* begin Excerpted records *

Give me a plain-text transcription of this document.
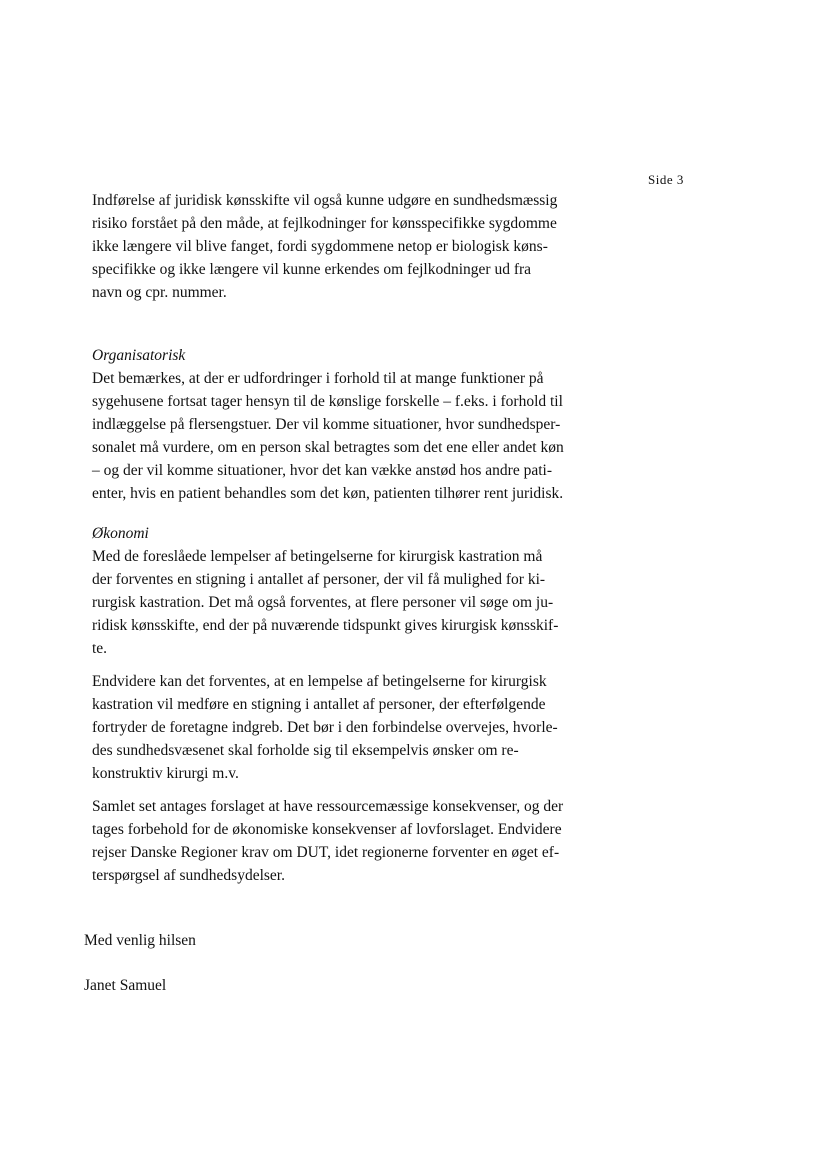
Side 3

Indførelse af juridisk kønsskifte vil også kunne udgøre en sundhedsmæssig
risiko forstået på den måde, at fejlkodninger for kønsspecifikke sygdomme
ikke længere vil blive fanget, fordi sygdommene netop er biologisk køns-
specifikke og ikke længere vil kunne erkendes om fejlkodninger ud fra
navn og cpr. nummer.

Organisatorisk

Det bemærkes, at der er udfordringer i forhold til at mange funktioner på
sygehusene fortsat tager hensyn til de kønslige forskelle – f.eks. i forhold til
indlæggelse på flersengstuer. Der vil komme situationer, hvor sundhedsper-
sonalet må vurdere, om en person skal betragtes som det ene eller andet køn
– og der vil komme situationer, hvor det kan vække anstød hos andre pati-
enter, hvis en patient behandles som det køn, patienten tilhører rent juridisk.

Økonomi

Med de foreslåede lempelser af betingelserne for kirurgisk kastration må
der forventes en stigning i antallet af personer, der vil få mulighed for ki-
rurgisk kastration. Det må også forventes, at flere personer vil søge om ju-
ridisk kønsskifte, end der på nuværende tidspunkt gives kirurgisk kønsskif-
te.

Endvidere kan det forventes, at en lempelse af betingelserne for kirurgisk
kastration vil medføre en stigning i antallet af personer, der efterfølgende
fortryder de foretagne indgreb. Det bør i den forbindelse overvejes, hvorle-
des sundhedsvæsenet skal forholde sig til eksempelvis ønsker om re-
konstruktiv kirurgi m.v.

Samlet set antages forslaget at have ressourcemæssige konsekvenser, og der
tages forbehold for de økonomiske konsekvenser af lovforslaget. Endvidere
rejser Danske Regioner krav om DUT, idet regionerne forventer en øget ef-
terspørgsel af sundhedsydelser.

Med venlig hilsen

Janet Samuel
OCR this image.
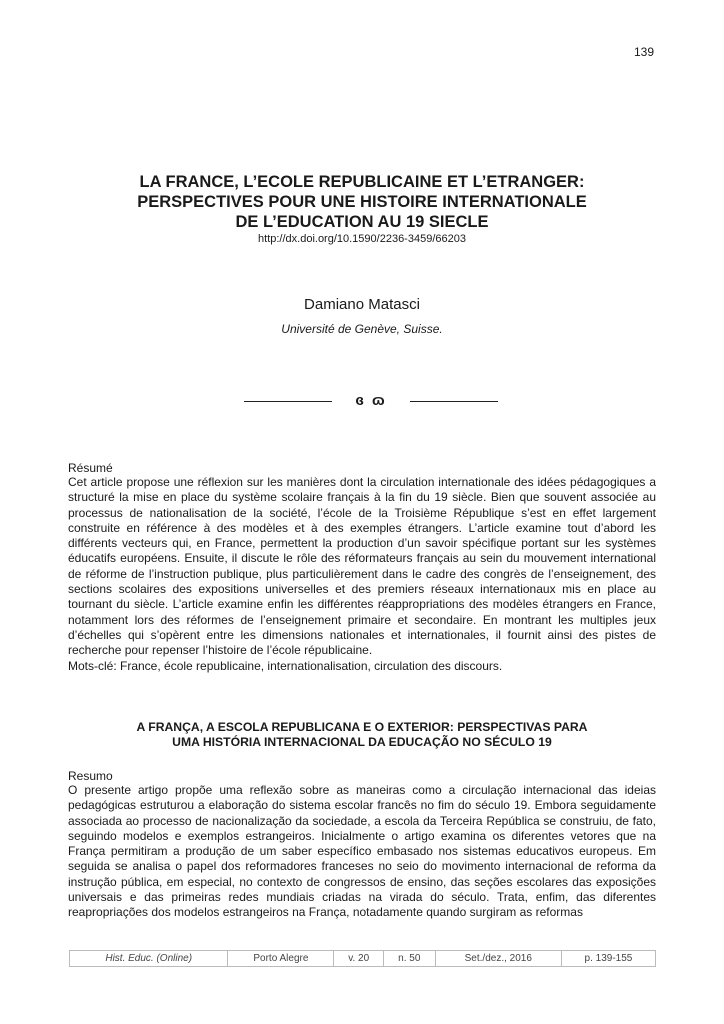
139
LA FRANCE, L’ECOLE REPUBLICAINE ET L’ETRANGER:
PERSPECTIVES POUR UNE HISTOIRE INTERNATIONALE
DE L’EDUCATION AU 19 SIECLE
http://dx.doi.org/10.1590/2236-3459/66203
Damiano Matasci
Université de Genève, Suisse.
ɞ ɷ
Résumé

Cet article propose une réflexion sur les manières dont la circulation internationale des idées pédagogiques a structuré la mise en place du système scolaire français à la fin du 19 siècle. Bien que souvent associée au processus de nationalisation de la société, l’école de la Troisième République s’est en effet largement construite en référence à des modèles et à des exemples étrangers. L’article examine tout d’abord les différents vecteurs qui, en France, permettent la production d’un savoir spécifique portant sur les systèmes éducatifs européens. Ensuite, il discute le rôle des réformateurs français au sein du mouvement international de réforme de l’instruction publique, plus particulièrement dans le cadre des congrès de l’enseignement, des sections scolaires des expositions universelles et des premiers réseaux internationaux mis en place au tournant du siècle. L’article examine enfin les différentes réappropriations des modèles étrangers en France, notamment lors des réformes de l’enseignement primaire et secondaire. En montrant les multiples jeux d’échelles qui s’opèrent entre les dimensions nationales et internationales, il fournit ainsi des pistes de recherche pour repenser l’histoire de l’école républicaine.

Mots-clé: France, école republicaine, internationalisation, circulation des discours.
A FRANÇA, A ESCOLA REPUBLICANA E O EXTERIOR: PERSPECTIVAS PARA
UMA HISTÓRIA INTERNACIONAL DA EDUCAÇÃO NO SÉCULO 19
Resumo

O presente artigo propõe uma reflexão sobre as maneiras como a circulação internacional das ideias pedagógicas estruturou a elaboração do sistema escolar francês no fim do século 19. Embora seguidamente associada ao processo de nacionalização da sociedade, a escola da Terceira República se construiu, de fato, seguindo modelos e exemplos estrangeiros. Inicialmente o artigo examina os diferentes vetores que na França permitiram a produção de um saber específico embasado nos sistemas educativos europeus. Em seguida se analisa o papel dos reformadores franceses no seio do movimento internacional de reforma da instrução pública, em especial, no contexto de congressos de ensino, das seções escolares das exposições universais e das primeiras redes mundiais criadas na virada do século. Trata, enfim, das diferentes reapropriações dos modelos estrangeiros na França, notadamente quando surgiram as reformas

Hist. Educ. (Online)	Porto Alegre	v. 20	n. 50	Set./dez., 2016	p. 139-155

* end Excerpted records *
* begin Excerpted records *

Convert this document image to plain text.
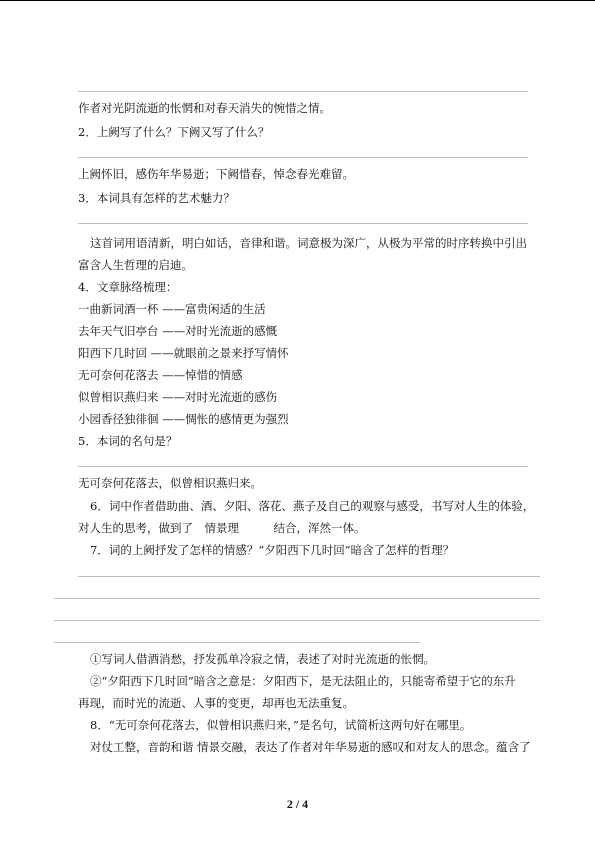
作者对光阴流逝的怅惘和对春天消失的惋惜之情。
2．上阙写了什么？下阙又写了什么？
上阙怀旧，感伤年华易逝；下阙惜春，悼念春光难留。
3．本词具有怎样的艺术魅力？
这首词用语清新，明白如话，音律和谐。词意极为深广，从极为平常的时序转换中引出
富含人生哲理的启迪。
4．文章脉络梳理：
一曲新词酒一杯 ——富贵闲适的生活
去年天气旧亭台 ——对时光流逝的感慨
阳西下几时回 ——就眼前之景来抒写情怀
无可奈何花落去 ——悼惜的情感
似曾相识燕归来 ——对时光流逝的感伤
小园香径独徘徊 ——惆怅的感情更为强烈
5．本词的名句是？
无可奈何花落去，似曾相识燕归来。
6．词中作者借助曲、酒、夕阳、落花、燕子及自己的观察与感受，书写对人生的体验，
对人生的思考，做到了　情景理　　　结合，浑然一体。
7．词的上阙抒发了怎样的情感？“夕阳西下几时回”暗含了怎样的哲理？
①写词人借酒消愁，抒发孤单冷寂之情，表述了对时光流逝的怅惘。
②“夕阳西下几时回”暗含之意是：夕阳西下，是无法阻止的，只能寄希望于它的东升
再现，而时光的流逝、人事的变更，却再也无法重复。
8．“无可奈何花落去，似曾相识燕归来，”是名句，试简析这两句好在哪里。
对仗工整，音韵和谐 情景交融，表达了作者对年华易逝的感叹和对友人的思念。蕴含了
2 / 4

* end Excerpted records *

* _Aim_:
Pull every line containing "skal" out of the records.

* _Exercise solution_:
sonalet må vurdere, om en person skal betragtes som det ene eller andet køn
des sundhedsvæsenet skal forholde sig til eksempelvis ønsker om re-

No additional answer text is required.